# To be done
Retype every line of the data from the line that contains "rolling-eyes-emoji: 🙄 <box>463" down to the line that contains "like-button[interactable]: 1 <box>720", with both of those lines included, and keep each line unchanged.

⁂

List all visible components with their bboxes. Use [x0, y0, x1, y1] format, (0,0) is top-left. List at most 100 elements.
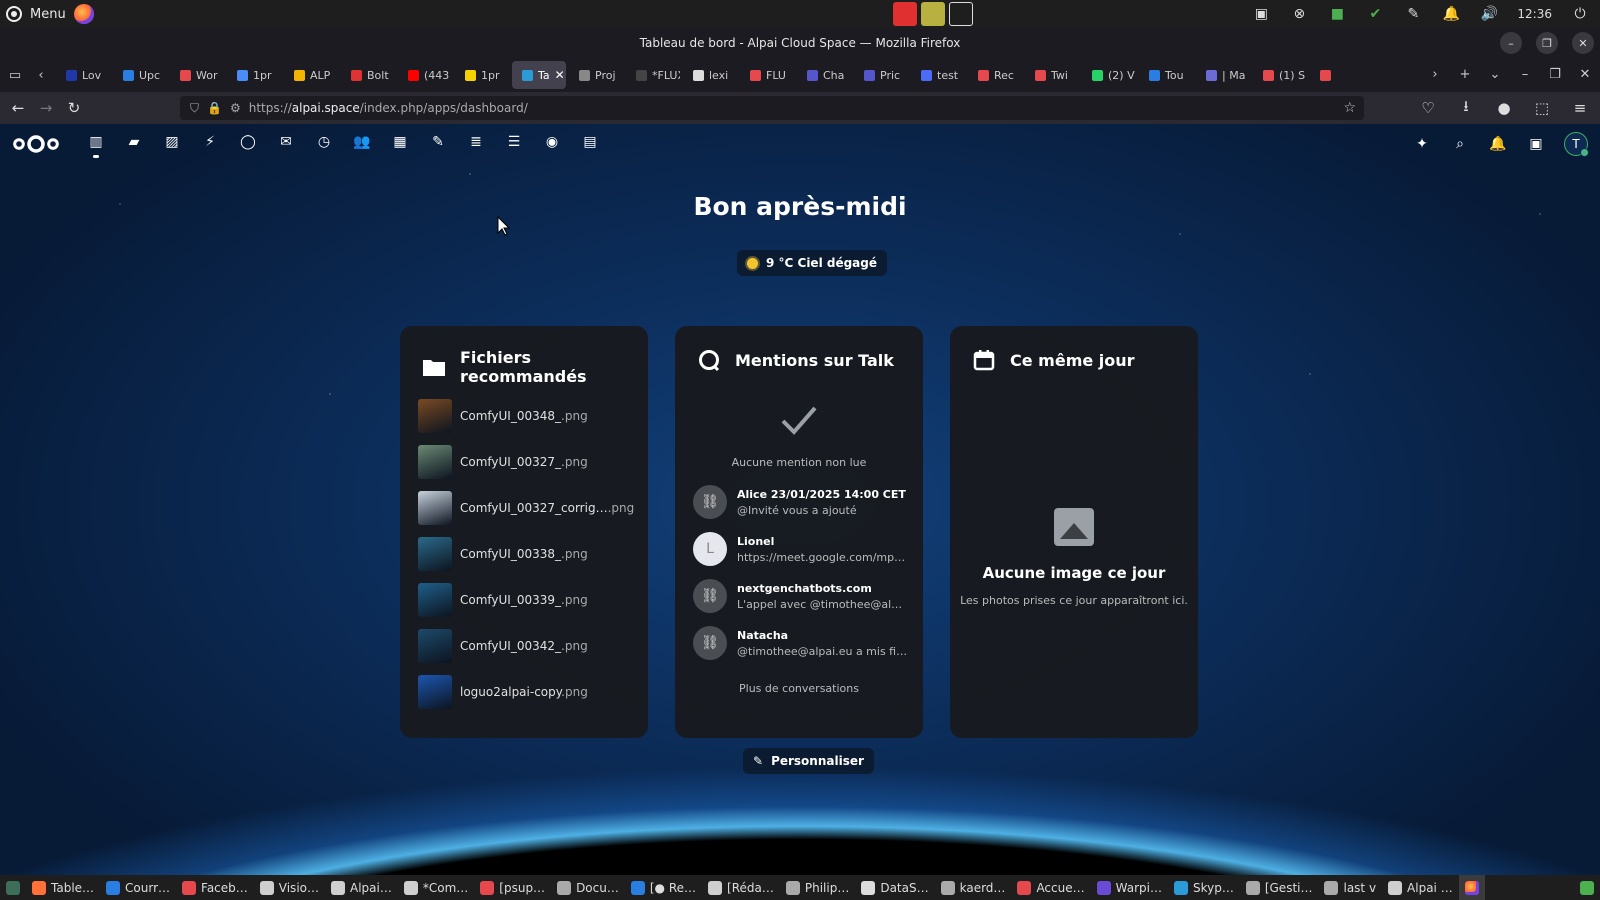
- check-ok-icon[interactable]: ✔: [1365, 4, 1385, 24]
- power-icon[interactable]: ⏻: [1570, 4, 1590, 24]
- taskbar-window-button[interactable]: last v: [1318, 875, 1382, 900]
- extensions-icon[interactable]: ⬚: [1528, 94, 1556, 122]
- taskbar-window-button[interactable]: Alpai…: [325, 875, 398, 900]
- browser-tab[interactable]: | Ma: [1196, 61, 1250, 89]
- browser-tab[interactable]: Tou: [1139, 61, 1193, 89]
- new-tab-button[interactable]: +: [1454, 61, 1476, 87]
- browser-tab[interactable]: test: [911, 61, 965, 89]
- search-icon[interactable]: ⌕: [1450, 134, 1470, 154]
- conversation-item[interactable]: ⛓ Alice 23/01/2025 14:00 CET @Invité vous …: [693, 482, 911, 522]
- tasks-icon[interactable]: ☰: [504, 132, 524, 152]
- browser-tab[interactable]: Wor: [170, 61, 224, 89]
- file-item[interactable]: ComfyUI_00339_.png: [418, 582, 638, 618]
- taskbar-window-button[interactable]: [Gesti…: [1240, 875, 1319, 900]
- trash-tray-button[interactable]: [1574, 875, 1600, 900]
- taskbar-window-button[interactable]: *Com…: [398, 875, 474, 900]
- firefox-launcher-icon[interactable]: [73, 4, 94, 24]
- file-item[interactable]: ComfyUI_00327_.png: [418, 444, 638, 480]
- stack-icon[interactable]: ≣: [466, 132, 486, 152]
- app-menu-icon[interactable]: ≡: [1566, 94, 1594, 122]
- update-manager-icon[interactable]: ■: [1327, 4, 1347, 24]
- browser-tab[interactable]: *FLUX_: [626, 61, 680, 89]
- taskbar-window-button[interactable]: DataS…: [855, 875, 934, 900]
- customize-button[interactable]: ✎ Personnaliser: [743, 748, 874, 774]
- tracking-protection-icon[interactable]: ⛉: [190, 101, 199, 116]
- browser-tab[interactable]: (2) V: [1082, 61, 1136, 89]
- dashboard-icon[interactable]: ▥: [86, 132, 106, 158]
- file-item[interactable]: ComfyUI_00338_.png: [418, 536, 638, 572]
- os-menu-button[interactable]: Menu: [0, 4, 94, 24]
- taskbar-window-button[interactable]: [Réda…: [702, 875, 780, 900]
- taskbar-window-button[interactable]: Faceb…: [176, 875, 254, 900]
- assistant-icon[interactable]: ✦: [1412, 134, 1432, 154]
- browser-tab[interactable]: (443: [398, 61, 452, 89]
- clock[interactable]: 12:36: [1517, 7, 1552, 21]
- mail-icon[interactable]: ✉: [276, 132, 296, 152]
- taskbar-window-button[interactable]: Skyp…: [1168, 875, 1240, 900]
- browser-tab[interactable]: Rec: [968, 61, 1022, 89]
- browser-tab[interactable]: 1pr: [227, 61, 281, 89]
- browser-tab[interactable]: Upc: [113, 61, 167, 89]
- taskbar-window-button[interactable]: Visio…: [254, 875, 325, 900]
- pocket-icon[interactable]: ♡: [1414, 94, 1442, 122]
- weather-status-button[interactable]: 9 °C Ciel dégagé: [737, 250, 888, 276]
- firefox-view-button[interactable]: ▭: [0, 61, 30, 89]
- bell-icon[interactable]: 🔔: [1488, 134, 1508, 154]
- browser-tab[interactable]: Pric: [854, 61, 908, 89]
- network-graph-icon[interactable]: [949, 2, 973, 26]
- file-item[interactable]: ComfyUI_00348_.png: [418, 398, 638, 434]
- browser-tab[interactable]: (1) S: [1253, 61, 1307, 89]
- scroll-tabs-right-button[interactable]: ›: [1424, 61, 1446, 87]
- minimize-button[interactable]: –: [1500, 32, 1522, 54]
- taskbar-window-button[interactable]: kaerd…: [935, 875, 1012, 900]
- browser-tab[interactable]: Cha: [797, 61, 851, 89]
- taskbar-window-button[interactable]: [psup…: [474, 875, 551, 900]
- tabbar-close-button[interactable]: ✕: [1574, 61, 1596, 87]
- taskbar-window-button[interactable]: Docu…: [551, 875, 625, 900]
- calendar-icon[interactable]: ▦: [390, 132, 410, 152]
- contacts-menu-icon[interactable]: ▣: [1526, 134, 1546, 154]
- circles-icon[interactable]: ◉: [542, 132, 562, 152]
- browser-tab[interactable]: Bolt: [341, 61, 395, 89]
- calendar2-icon[interactable]: ▤: [580, 132, 600, 152]
- url-bar[interactable]: ⛉ 🔒 ⚙ https://alpai.space/index.php/apps…: [180, 96, 1364, 120]
- browser-tab[interactable]: ALP: [284, 61, 338, 89]
- user-avatar[interactable]: T: [1564, 132, 1589, 157]
- xbox-icon[interactable]: ⊗: [1289, 4, 1309, 24]
- nextcloud-logo-icon[interactable]: [12, 133, 60, 155]
- browser-tab[interactable]: lexi: [683, 61, 737, 89]
- screen-icon[interactable]: [921, 2, 945, 26]
- browser-tab[interactable]: 1pr: [455, 61, 509, 89]
- forward-button[interactable]: →: [32, 94, 60, 122]
- taskbar-window-button[interactable]: Warpi…: [1091, 875, 1168, 900]
- conversation-item[interactable]: ⛓ nextgenchatbots.com L'appel avec @timoth…: [693, 576, 911, 616]
- conversation-item[interactable]: ⛓ Natacha @timothee@alpai.eu a mis fin…: [693, 623, 911, 663]
- taskbar-window-button[interactable]: Accue…: [1011, 875, 1090, 900]
- list-all-tabs-button[interactable]: ⌄: [1484, 61, 1506, 87]
- notifications-icon[interactable]: 🔔: [1441, 4, 1461, 24]
- conversation-item[interactable]: L Lionel https://meet.google.com/mpn…: [693, 529, 911, 569]
- browser-tab[interactable]: [1310, 61, 1364, 89]
- maximize-button[interactable]: ❐: [1536, 32, 1558, 54]
- close-tab-icon[interactable]: ✕: [555, 68, 566, 82]
- account-icon[interactable]: ●: [1490, 94, 1518, 122]
- more-conversations-link[interactable]: Plus de conversations: [675, 682, 923, 695]
- back-button[interactable]: ←: [4, 94, 32, 122]
- browser-tab[interactable]: Ta ✕: [512, 61, 566, 89]
- downloads-icon[interactable]: ⭳: [1452, 94, 1480, 122]
- notes-icon[interactable]: ✎: [428, 132, 448, 152]
- lock-icon[interactable]: 🔒: [207, 101, 222, 115]
- taskbar-window-button[interactable]: Table…: [26, 875, 100, 900]
- photos-icon[interactable]: ▨: [162, 132, 182, 152]
- volume-icon[interactable]: 🔊: [1479, 4, 1499, 24]
- reload-button[interactable]: ↻: [60, 94, 88, 122]
- files-icon[interactable]: ▰: [124, 132, 144, 152]
- scroll-tabs-left-button[interactable]: ‹: [30, 62, 52, 88]
- permissions-icon[interactable]: ⚙: [230, 101, 241, 115]
- talk-icon[interactable]: ◯: [238, 132, 258, 152]
- file-item[interactable]: ComfyUI_00342_.png: [418, 628, 638, 664]
- deck-icon[interactable]: ◷: [314, 132, 334, 152]
- taskbar-window-button[interactable]: [● Re…: [625, 875, 702, 900]
- file-item[interactable]: ComfyUI_00327_corrig….png: [418, 490, 638, 526]
- browser-tab[interactable]: Lov: [56, 61, 110, 89]
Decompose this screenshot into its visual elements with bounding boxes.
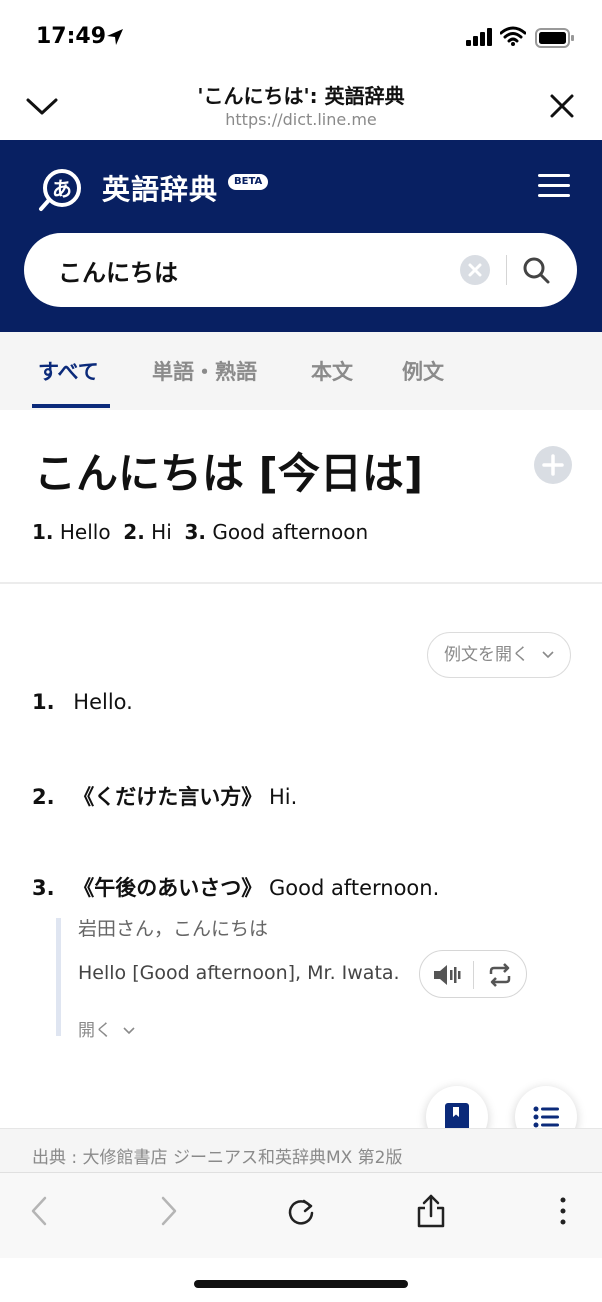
speaker-icon[interactable] — [432, 961, 464, 989]
source-footer: 出典 : 大修館書店 ジーニアス和英辞典MX 第2版 — [0, 1128, 602, 1172]
chevron-down-icon[interactable] — [24, 88, 60, 124]
section-divider — [0, 582, 602, 584]
summary-meaning: Hi — [151, 520, 172, 544]
summary-number: 2. — [123, 520, 145, 544]
source-text: 出典 : 大修館書店 ジーニアス和英辞典MX 第2版 — [32, 1148, 403, 1168]
app-title[interactable]: 英語辞典 — [102, 168, 218, 208]
wifi-icon — [500, 26, 526, 46]
page-url: https://dict.line.me — [225, 110, 377, 129]
active-tab-indicator — [32, 404, 110, 408]
status-bar: 17:49 — [0, 0, 602, 72]
tab-all[interactable]: すべて — [38, 356, 99, 386]
tab-words-phrases[interactable]: 単語・熟語 — [152, 356, 257, 386]
example-english: Hello [Good afternoon], Mr. Iwata. — [78, 962, 400, 984]
example-japanese: 岩田さん，こんにちは — [78, 918, 269, 940]
share-icon[interactable] — [414, 1193, 448, 1229]
sense-text: Hi. — [268, 785, 298, 809]
audio-divider — [473, 961, 474, 989]
dictionary-logo-icon[interactable]: あ — [36, 166, 84, 214]
summary-meaning: Hello — [59, 520, 111, 544]
browser-sheet-header: 'こんにちは': 英語辞典 https://dict.line.me — [0, 72, 602, 140]
example-open-label: 開く — [78, 1021, 112, 1041]
search-box — [24, 233, 577, 307]
sense-text: Good afternoon. — [268, 876, 440, 900]
home-indicator — [194, 1280, 408, 1288]
clear-circle-icon[interactable] — [460, 255, 490, 285]
sense-number: 2. — [32, 785, 55, 809]
svg-text:あ: あ — [52, 177, 72, 201]
browser-toolbar — [0, 1172, 602, 1258]
entry-headword: こんにちは [今日は] — [34, 449, 424, 498]
tab-examples[interactable]: 例文 — [402, 356, 444, 386]
tab-text[interactable]: 本文 — [311, 356, 353, 386]
sense-item: 2. 《くだけた言い方》 Hi. — [32, 781, 297, 811]
search-icon[interactable] — [521, 255, 551, 285]
reload-icon[interactable] — [284, 1193, 318, 1229]
sense-label: 《くだけた言い方》 — [73, 785, 263, 809]
example-quote-bar — [56, 918, 61, 1036]
summary-number: 3. — [184, 520, 207, 544]
back-icon[interactable] — [22, 1193, 56, 1229]
more-options-icon[interactable] — [546, 1193, 580, 1229]
location-arrow-icon — [107, 29, 123, 45]
summary-meaning: Good afternoon — [212, 520, 369, 544]
entry-summary: 1. Hello 2. Hi 3. Good afternoon — [32, 520, 368, 544]
tab-bar: すべて 単語・熟語 本文 例文 — [0, 332, 602, 410]
sense-item: 3. 《午後のあいさつ》 Good afternoon. — [32, 872, 439, 902]
sense-number: 1. — [32, 690, 55, 714]
example-open-button[interactable]: 開く — [78, 1016, 135, 1041]
cellular-signal-icon — [466, 28, 492, 46]
app-header: あ 英語辞典 BETA — [0, 140, 602, 332]
hamburger-menu-icon[interactable] — [536, 170, 572, 202]
forward-icon[interactable] — [152, 1193, 186, 1229]
open-examples-button[interactable]: 例文を開く — [427, 632, 571, 678]
add-circle-icon[interactable] — [534, 446, 572, 484]
page-title: 'こんにちは': 英語辞典 — [197, 84, 405, 108]
sense-number: 3. — [32, 876, 55, 900]
beta-badge: BETA — [228, 174, 269, 190]
close-icon[interactable] — [544, 88, 580, 124]
audio-controls — [419, 950, 527, 998]
search-divider — [506, 255, 507, 285]
chevron-down-icon — [123, 1027, 135, 1035]
search-input[interactable] — [58, 253, 438, 287]
open-examples-label: 例文を開く — [444, 645, 529, 665]
chevron-down-icon — [542, 651, 554, 659]
sense-text: Hello. — [73, 690, 133, 714]
status-time: 17:49 — [36, 24, 107, 49]
summary-number: 1. — [32, 520, 54, 544]
sense-item: 1. Hello. — [32, 690, 133, 714]
sense-label: 《午後のあいさつ》 — [73, 876, 263, 900]
repeat-icon[interactable] — [484, 961, 516, 989]
battery-icon — [535, 28, 574, 48]
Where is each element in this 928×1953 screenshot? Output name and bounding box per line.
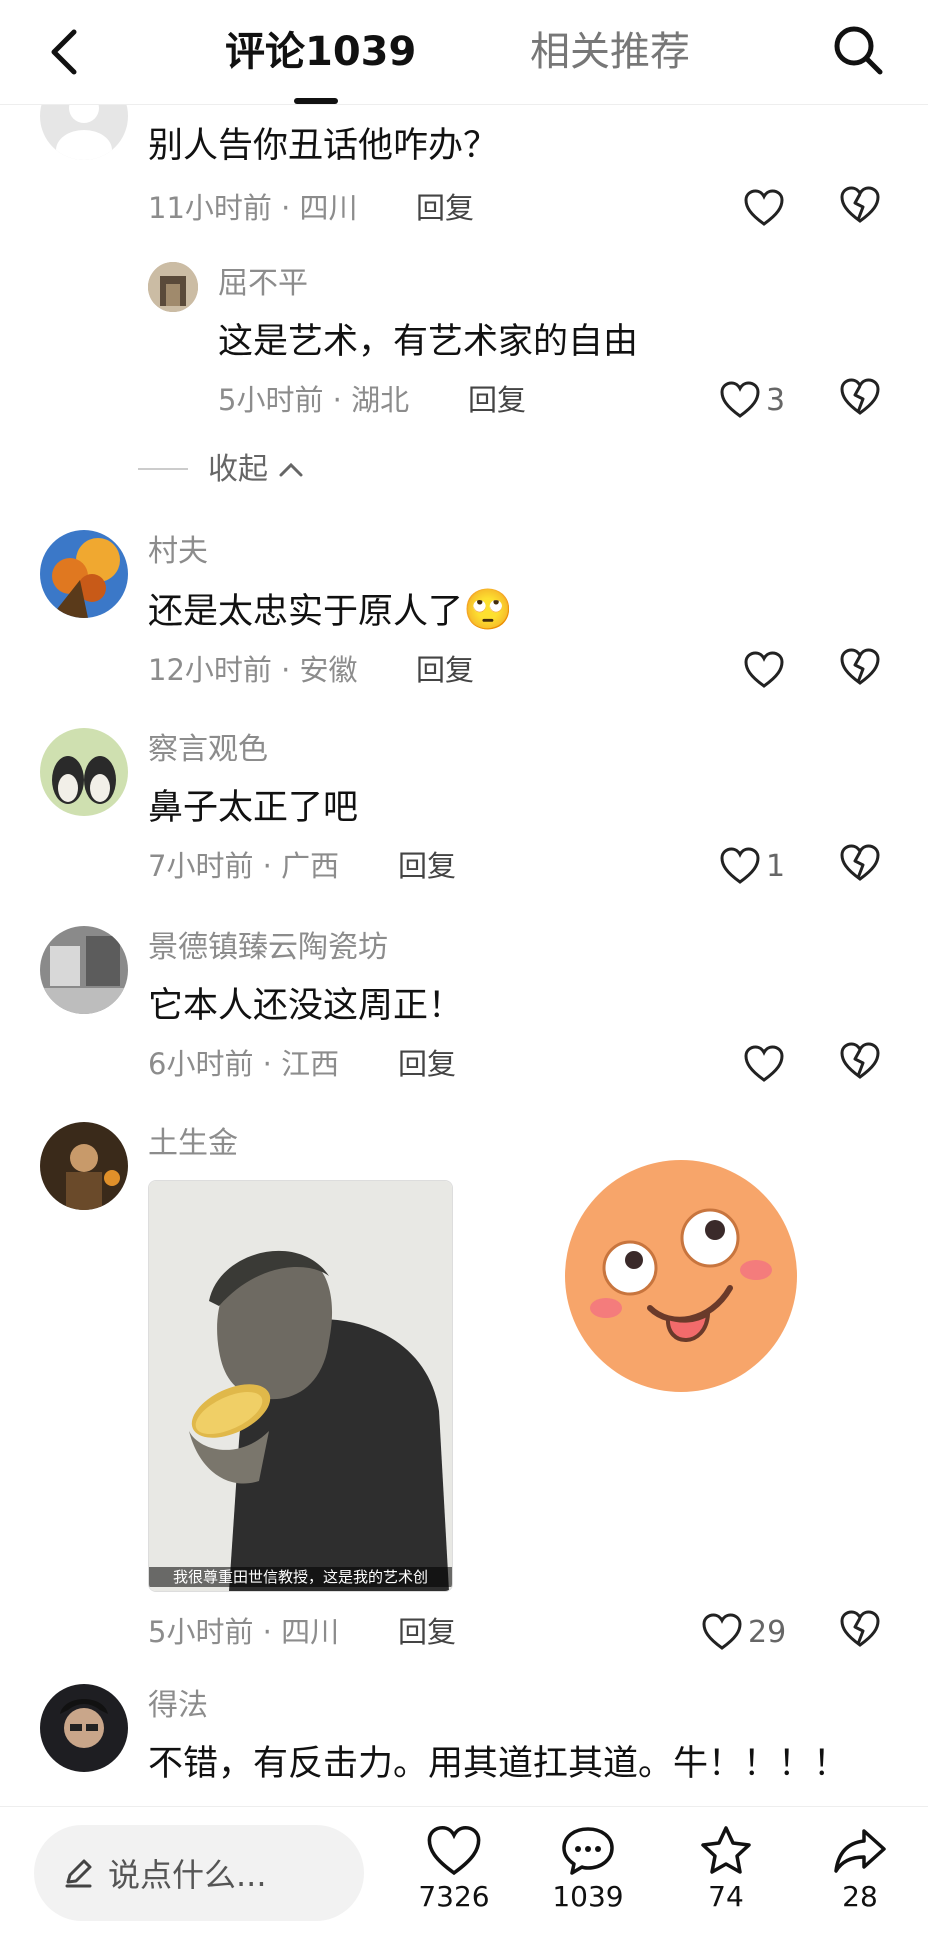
rolling-eyes-emoji: 🙄 <box>463 587 513 633</box>
avatar[interactable] <box>40 926 128 1014</box>
comment-input[interactable]: 说点什么... <box>34 1825 364 1921</box>
like-button[interactable] <box>744 1042 784 1086</box>
collapse-label: 收起 <box>208 452 268 487</box>
comment-text-body: 还是太忠实于原人了 <box>148 592 464 632</box>
heart-icon <box>720 847 760 884</box>
heart-icon <box>427 1825 481 1876</box>
heart-icon <box>702 1613 742 1650</box>
reply-button[interactable]: 回复 <box>416 650 474 690</box>
like-count: 29 <box>748 1614 787 1650</box>
comment-bubble-icon <box>562 1827 614 1875</box>
comment-text: 它本人还没这周正！ <box>148 986 464 1026</box>
heart-icon <box>744 1045 784 1082</box>
reply-button[interactable]: 回复 <box>398 1612 456 1652</box>
search-icon[interactable] <box>830 22 886 78</box>
tongue-out-face-sticker <box>560 1158 802 1394</box>
comment-text: 不错，有反击力。用其道扛其道。牛！！！！ <box>148 1744 849 1784</box>
top-bar: 评论1039 相关推荐 <box>0 0 928 105</box>
reply-username[interactable]: 屈不平 <box>218 264 308 304</box>
dislike-broken-heart-icon[interactable] <box>840 186 884 230</box>
pencil-icon <box>65 1859 92 1888</box>
favorite-post-count: 74 <box>708 1880 744 1913</box>
reply-button[interactable]: 回复 <box>398 846 456 886</box>
tab-related[interactable]: 相关推荐 <box>530 26 690 78</box>
heart-icon <box>744 651 784 688</box>
avatar[interactable] <box>40 728 128 816</box>
like-button[interactable]: 1 <box>720 844 785 888</box>
like-button[interactable]: 3 <box>720 378 785 422</box>
dislike-broken-heart-icon[interactable] <box>840 1042 884 1086</box>
reply-button[interactable]: 回复 <box>416 188 474 228</box>
reply-meta: 5小时前 · 湖北 <box>218 383 410 417</box>
comment-input-placeholder: 说点什么... <box>108 1856 267 1894</box>
comment-text: 鼻子太正了吧 <box>148 788 359 828</box>
like-button[interactable] <box>744 648 784 692</box>
divider <box>138 468 188 470</box>
avatar[interactable] <box>40 1122 128 1210</box>
comment-meta: 11小时前 · 四川 <box>148 191 358 225</box>
dislike-broken-heart-icon[interactable] <box>840 648 884 692</box>
star-icon <box>701 1826 751 1874</box>
like-count: 3 <box>766 382 786 418</box>
username[interactable]: 得法 <box>148 1686 208 1726</box>
tab-comments[interactable]: 评论1039 <box>225 26 416 78</box>
username[interactable]: 村夫 <box>148 532 208 572</box>
share-post-count: 28 <box>842 1880 878 1913</box>
comment-meta: 12小时前 · 安徽 <box>148 653 358 687</box>
comment-post-count: 1039 <box>552 1880 624 1913</box>
comment-meta: 6小时前 · 江西 <box>148 1047 340 1081</box>
username[interactable]: 景德镇臻云陶瓷坊 <box>148 928 388 968</box>
like-post-button[interactable]: 7326 <box>404 1825 504 1915</box>
avatar[interactable] <box>148 262 198 312</box>
photo-caption: 我很尊重田世信教授，这是我的艺术创 <box>149 1567 452 1587</box>
back-arrow-icon[interactable] <box>46 26 86 78</box>
reply-text: 这是艺术，有艺术家的自由 <box>218 322 639 362</box>
like-button[interactable] <box>744 186 784 230</box>
comment-text: 别人告你丑话他咋办？ <box>148 126 499 166</box>
chevron-up-icon <box>279 462 303 477</box>
like-button[interactable]: 29 <box>702 1610 786 1654</box>
share-post-button[interactable]: 28 <box>810 1825 910 1915</box>
heart-icon <box>720 381 760 418</box>
comment-meta: 5小时前 · 四川 <box>148 1615 340 1649</box>
scroll-fade <box>0 1790 928 1806</box>
dislike-broken-heart-icon[interactable] <box>840 844 884 888</box>
avatar[interactable] <box>40 1684 128 1772</box>
collapse-replies-button[interactable]: 收起 <box>208 450 306 490</box>
like-count: 1 <box>766 848 786 884</box>
comment-text: 还是太忠实于原人了🙄 <box>148 586 513 636</box>
dislike-broken-heart-icon[interactable] <box>840 1610 884 1654</box>
bottom-action-bar: 说点什么... 7326 1039 74 28 <box>0 1806 928 1953</box>
comment-photo[interactable]: 我很尊重田世信教授，这是我的艺术创 <box>148 1180 453 1592</box>
like-post-count: 7326 <box>418 1880 490 1913</box>
username[interactable]: 土生金 <box>148 1124 238 1164</box>
favorite-post-button[interactable]: 74 <box>676 1825 776 1915</box>
username[interactable]: 察言观色 <box>148 730 268 770</box>
comment-post-button[interactable]: 1039 <box>538 1825 638 1915</box>
reply-button[interactable]: 回复 <box>468 380 526 420</box>
comment-meta: 7小时前 · 广西 <box>148 849 340 883</box>
share-arrow-icon <box>834 1829 886 1873</box>
active-tab-indicator <box>294 98 338 104</box>
avatar[interactable] <box>40 530 128 618</box>
reply-button[interactable]: 回复 <box>398 1044 456 1084</box>
heart-icon <box>744 189 784 226</box>
dislike-broken-heart-icon[interactable] <box>840 378 884 422</box>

⁂

# Solution for this exercise
rolling-eyes-emoji: 🙄 <box>463 587 513 633</box>
avatar[interactable] <box>40 926 128 1014</box>
comment-input[interactable]: 说点什么... <box>34 1825 364 1921</box>
like-button[interactable] <box>744 1042 784 1086</box>
collapse-label: 收起 <box>208 452 268 487</box>
comment-text-body: 还是太忠实于原人了 <box>148 592 464 632</box>
heart-icon <box>720 847 760 884</box>
heart-icon <box>427 1825 481 1876</box>
heart-icon <box>702 1613 742 1650</box>
reply-button[interactable]: 回复 <box>416 650 474 690</box>
like-count: 29 <box>748 1614 787 1650</box>
comment-bubble-icon <box>562 1827 614 1875</box>
comment-text: 它本人还没这周正！ <box>148 986 464 1026</box>
heart-icon <box>744 1045 784 1082</box>
reply-button[interactable]: 回复 <box>398 1612 456 1652</box>
search-icon[interactable] <box>830 22 886 78</box>
tongue-out-face-sticker <box>560 1158 802 1394</box>
comment-text: 不错，有反击力。用其道扛其道。牛！！！！ <box>148 1744 849 1784</box>
top-bar: 评论1039 相关推荐 <box>0 0 928 105</box>
reply-username[interactable]: 屈不平 <box>218 264 308 304</box>
dislike-broken-heart-icon[interactable] <box>840 186 884 230</box>
pencil-icon <box>65 1859 92 1888</box>
favorite-post-count: 74 <box>708 1880 744 1913</box>
reply-button[interactable]: 回复 <box>398 846 456 886</box>
tab-related[interactable]: 相关推荐 <box>530 26 690 78</box>
heart-icon <box>744 651 784 688</box>
avatar[interactable] <box>40 728 128 816</box>
like-button[interactable]: 1 <box>720 844 785 888</box>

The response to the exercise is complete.